#### Problem to work on
Output each line exactly as it appears, skipping any embedded picture.

#### Data listing

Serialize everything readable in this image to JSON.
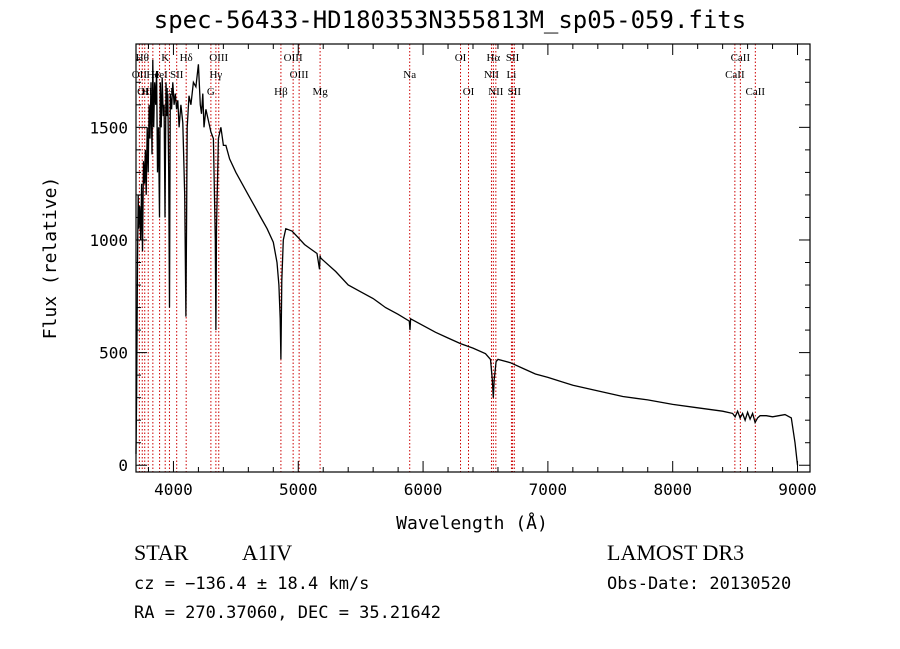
{
  "chart_data": {
    "type": "line",
    "title": "spec-56433-HD180353N355813M_sp05-059.fits",
    "xlabel": "Wavelength (Å)",
    "ylabel": "Flux (relative)",
    "xlim": [
      3700,
      9100
    ],
    "ylim": [
      -30,
      1870
    ],
    "x_ticks": [
      4000,
      5000,
      6000,
      7000,
      8000,
      9000
    ],
    "y_ticks": [
      0,
      500,
      1000,
      1500
    ],
    "x_minor_step": 200,
    "y_minor_step": 100,
    "line_color": "#000000",
    "marker_color": "#cc0000",
    "series": [
      {
        "name": "spectrum",
        "x": [
          3700,
          3705,
          3712,
          3718,
          3722,
          3730,
          3738,
          3745,
          3752,
          3760,
          3768,
          3775,
          3782,
          3790,
          3798,
          3805,
          3812,
          3820,
          3828,
          3835,
          3842,
          3850,
          3858,
          3865,
          3872,
          3880,
          3888,
          3895,
          3902,
          3910,
          3918,
          3925,
          3932,
          3940,
          3948,
          3955,
          3962,
          3968,
          3975,
          3985,
          3995,
          4005,
          4015,
          4025,
          4035,
          4045,
          4060,
          4075,
          4090,
          4100,
          4105,
          4110,
          4125,
          4140,
          4160,
          4180,
          4200,
          4215,
          4225,
          4235,
          4245,
          4260,
          4280,
          4300,
          4320,
          4335,
          4340,
          4345,
          4360,
          4380,
          4400,
          4420,
          4450,
          4500,
          4550,
          4600,
          4650,
          4700,
          4750,
          4800,
          4830,
          4845,
          4855,
          4861,
          4868,
          4880,
          4900,
          4950,
          5000,
          5050,
          5100,
          5150,
          5170,
          5175,
          5180,
          5200,
          5300,
          5400,
          5500,
          5600,
          5700,
          5800,
          5890,
          5895,
          5900,
          6000,
          6100,
          6200,
          6300,
          6400,
          6500,
          6540,
          6555,
          6563,
          6570,
          6585,
          6600,
          6700,
          6800,
          6900,
          7000,
          7200,
          7400,
          7600,
          7800,
          8000,
          8200,
          8400,
          8480,
          8500,
          8520,
          8540,
          8560,
          8580,
          8600,
          8620,
          8640,
          8660,
          8680,
          8700,
          8750,
          8800,
          8850,
          8900,
          8950,
          8980,
          9000
        ],
        "y": [
          50,
          300,
          900,
          1200,
          1050,
          1150,
          1000,
          1250,
          950,
          1350,
          1250,
          1400,
          1200,
          1500,
          1300,
          1600,
          1450,
          1700,
          1380,
          1800,
          1500,
          1700,
          1600,
          1750,
          1300,
          1500,
          1100,
          1700,
          1500,
          1720,
          1550,
          1600,
          1100,
          1700,
          1550,
          1650,
          1300,
          700,
          1650,
          1580,
          1700,
          1600,
          1650,
          1580,
          1620,
          1500,
          1600,
          1520,
          1200,
          660,
          1100,
          1500,
          1640,
          1600,
          1700,
          1680,
          1780,
          1600,
          1560,
          1650,
          1500,
          1580,
          1530,
          1480,
          1450,
          1000,
          600,
          1050,
          1450,
          1500,
          1420,
          1420,
          1360,
          1300,
          1250,
          1200,
          1150,
          1100,
          1050,
          990,
          900,
          800,
          650,
          470,
          820,
          1000,
          1050,
          1040,
          1010,
          980,
          960,
          940,
          870,
          930,
          920,
          910,
          860,
          800,
          770,
          740,
          700,
          670,
          640,
          600,
          650,
          620,
          590,
          565,
          540,
          520,
          495,
          470,
          380,
          300,
          380,
          460,
          470,
          455,
          430,
          405,
          390,
          355,
          330,
          305,
          290,
          270,
          255,
          240,
          230,
          215,
          240,
          210,
          230,
          200,
          235,
          205,
          230,
          190,
          210,
          220,
          220,
          215,
          220,
          225,
          210,
          100,
          0
        ]
      }
    ],
    "lines": [
      {
        "x": 3727,
        "label": "OII",
        "row": 2
      },
      {
        "x": 3750,
        "label": "Hθ",
        "row": 1
      },
      {
        "x": 3770,
        "label": "OII",
        "row": 3
      },
      {
        "x": 3798,
        "label": "Hη",
        "row": 3
      },
      {
        "x": 3835,
        "label": "He",
        "row": 2
      },
      {
        "x": 3889,
        "label": "HeI",
        "row": 2
      },
      {
        "x": 3934,
        "label": "K",
        "row": 1
      },
      {
        "x": 3968,
        "label": "H",
        "row": 3
      },
      {
        "x": 4026,
        "label": "SII",
        "row": 2
      },
      {
        "x": 4102,
        "label": "Hδ",
        "row": 1
      },
      {
        "x": 4300,
        "label": "G",
        "row": 3
      },
      {
        "x": 4340,
        "label": "Hγ",
        "row": 2
      },
      {
        "x": 4363,
        "label": "OIII",
        "row": 1
      },
      {
        "x": 4861,
        "label": "Hβ",
        "row": 3
      },
      {
        "x": 4959,
        "label": "OIII",
        "row": 1
      },
      {
        "x": 5007,
        "label": "OIII",
        "row": 2
      },
      {
        "x": 5175,
        "label": "Mg",
        "row": 3
      },
      {
        "x": 5893,
        "label": "Na",
        "row": 2
      },
      {
        "x": 6300,
        "label": "OI",
        "row": 1
      },
      {
        "x": 6364,
        "label": "OI",
        "row": 3
      },
      {
        "x": 6548,
        "label": "NII",
        "row": 2
      },
      {
        "x": 6563,
        "label": "Hα",
        "row": 1
      },
      {
        "x": 6583,
        "label": "NII",
        "row": 3
      },
      {
        "x": 6708,
        "label": "Li",
        "row": 2
      },
      {
        "x": 6717,
        "label": "SII",
        "row": 1
      },
      {
        "x": 6731,
        "label": "SII",
        "row": 3
      },
      {
        "x": 8498,
        "label": "CaII",
        "row": 2
      },
      {
        "x": 8542,
        "label": "CaII",
        "row": 1
      },
      {
        "x": 8662,
        "label": "CaII",
        "row": 3
      }
    ]
  },
  "info": {
    "object_type": "STAR",
    "subclass": "A1IV",
    "survey": "LAMOST DR3",
    "velocity": "cz = −136.4 ± 18.4 km/s",
    "obs_date": "Obs-Date: 20130520",
    "coords": "RA = 270.37060, DEC =  35.21642"
  }
}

#### Exercise answer
Serialize everything readable in this image to JSON.
{
  "chart_data": {
    "type": "line",
    "title": "spec-56433-HD180353N355813M_sp05-059.fits",
    "xlabel": "Wavelength (Å)",
    "ylabel": "Flux (relative)",
    "xlim": [
      3700,
      9100
    ],
    "ylim": [
      -30,
      1870
    ],
    "x_ticks": [
      4000,
      5000,
      6000,
      7000,
      8000,
      9000
    ],
    "y_ticks": [
      0,
      500,
      1000,
      1500
    ],
    "x_minor_step": 200,
    "y_minor_step": 100,
    "line_color": "#000000",
    "marker_color": "#cc0000",
    "series": [
      {
        "name": "spectrum",
        "x": [
          3700,
          3705,
          3712,
          3718,
          3722,
          3730,
          3738,
          3745,
          3752,
          3760,
          3768,
          3775,
          3782,
          3790,
          3798,
          3805,
          3812,
          3820,
          3828,
          3835,
          3842,
          3850,
          3858,
          3865,
          3872,
          3880,
          3888,
          3895,
          3902,
          3910,
          3918,
          3925,
          3932,
          3940,
          3948,
          3955,
          3962,
          3968,
          3975,
          3985,
          3995,
          4005,
          4015,
          4025,
          4035,
          4045,
          4060,
          4075,
          4090,
          4100,
          4105,
          4110,
          4125,
          4140,
          4160,
          4180,
          4200,
          4215,
          4225,
          4235,
          4245,
          4260,
          4280,
          4300,
          4320,
          4335,
          4340,
          4345,
          4360,
          4380,
          4400,
          4420,
          4450,
          4500,
          4550,
          4600,
          4650,
          4700,
          4750,
          4800,
          4830,
          4845,
          4855,
          4861,
          4868,
          4880,
          4900,
          4950,
          5000,
          5050,
          5100,
          5150,
          5170,
          5175,
          5180,
          5200,
          5300,
          5400,
          5500,
          5600,
          5700,
          5800,
          5890,
          5895,
          5900,
          6000,
          6100,
          6200,
          6300,
          6400,
          6500,
          6540,
          6555,
          6563,
          6570,
          6585,
          6600,
          6700,
          6800,
          6900,
          7000,
          7200,
          7400,
          7600,
          7800,
          8000,
          8200,
          8400,
          8480,
          8500,
          8520,
          8540,
          8560,
          8580,
          8600,
          8620,
          8640,
          8660,
          8680,
          8700,
          8750,
          8800,
          8850,
          8900,
          8950,
          8980,
          9000
        ],
        "y": [
          50,
          300,
          900,
          1200,
          1050,
          1150,
          1000,
          1250,
          950,
          1350,
          1250,
          1400,
          1200,
          1500,
          1300,
          1600,
          1450,
          1700,
          1380,
          1800,
          1500,
          1700,
          1600,
          1750,
          1300,
          1500,
          1100,
          1700,
          1500,
          1720,
          1550,
          1600,
          1100,
          1700,
          1550,
          1650,
          1300,
          700,
          1650,
          1580,
          1700,
          1600,
          1650,
          1580,
          1620,
          1500,
          1600,
          1520,
          1200,
          660,
          1100,
          1500,
          1640,
          1600,
          1700,
          1680,
          1780,
          1600,
          1560,
          1650,
          1500,
          1580,
          1530,
          1480,
          1450,
          1000,
          600,
          1050,
          1450,
          1500,
          1420,
          1420,
          1360,
          1300,
          1250,
          1200,
          1150,
          1100,
          1050,
          990,
          900,
          800,
          650,
          470,
          820,
          1000,
          1050,
          1040,
          1010,
          980,
          960,
          940,
          870,
          930,
          920,
          910,
          860,
          800,
          770,
          740,
          700,
          670,
          640,
          600,
          650,
          620,
          590,
          565,
          540,
          520,
          495,
          470,
          380,
          300,
          380,
          460,
          470,
          455,
          430,
          405,
          390,
          355,
          330,
          305,
          290,
          270,
          255,
          240,
          230,
          215,
          240,
          210,
          230,
          200,
          235,
          205,
          230,
          190,
          210,
          220,
          220,
          215,
          220,
          225,
          210,
          100,
          0
        ]
      }
    ],
    "lines": [
      {
        "x": 3727,
        "label": "OII",
        "row": 2
      },
      {
        "x": 3750,
        "label": "Hθ",
        "row": 1
      },
      {
        "x": 3770,
        "label": "OII",
        "row": 3
      },
      {
        "x": 3798,
        "label": "Hη",
        "row": 3
      },
      {
        "x": 3835,
        "label": "He",
        "row": 2
      },
      {
        "x": 3889,
        "label": "HeI",
        "row": 2
      },
      {
        "x": 3934,
        "label": "K",
        "row": 1
      },
      {
        "x": 3968,
        "label": "H",
        "row": 3
      },
      {
        "x": 4026,
        "label": "SII",
        "row": 2
      },
      {
        "x": 4102,
        "label": "Hδ",
        "row": 1
      },
      {
        "x": 4300,
        "label": "G",
        "row": 3
      },
      {
        "x": 4340,
        "label": "Hγ",
        "row": 2
      },
      {
        "x": 4363,
        "label": "OIII",
        "row": 1
      },
      {
        "x": 4861,
        "label": "Hβ",
        "row": 3
      },
      {
        "x": 4959,
        "label": "OIII",
        "row": 1
      },
      {
        "x": 5007,
        "label": "OIII",
        "row": 2
      },
      {
        "x": 5175,
        "label": "Mg",
        "row": 3
      },
      {
        "x": 5893,
        "label": "Na",
        "row": 2
      },
      {
        "x": 6300,
        "label": "OI",
        "row": 1
      },
      {
        "x": 6364,
        "label": "OI",
        "row": 3
      },
      {
        "x": 6548,
        "label": "NII",
        "row": 2
      },
      {
        "x": 6563,
        "label": "Hα",
        "row": 1
      },
      {
        "x": 6583,
        "label": "NII",
        "row": 3
      },
      {
        "x": 6708,
        "label": "Li",
        "row": 2
      },
      {
        "x": 6717,
        "label": "SII",
        "row": 1
      },
      {
        "x": 6731,
        "label": "SII",
        "row": 3
      },
      {
        "x": 8498,
        "label": "CaII",
        "row": 2
      },
      {
        "x": 8542,
        "label": "CaII",
        "row": 1
      },
      {
        "x": 8662,
        "label": "CaII",
        "row": 3
      }
    ]
  },
  "info": {
    "object_type": "STAR",
    "subclass": "A1IV",
    "survey": "LAMOST DR3",
    "velocity": "cz = −136.4 ± 18.4 km/s",
    "obs_date": "Obs-Date: 20130520",
    "coords": "RA = 270.37060, DEC =  35.21642"
  }
}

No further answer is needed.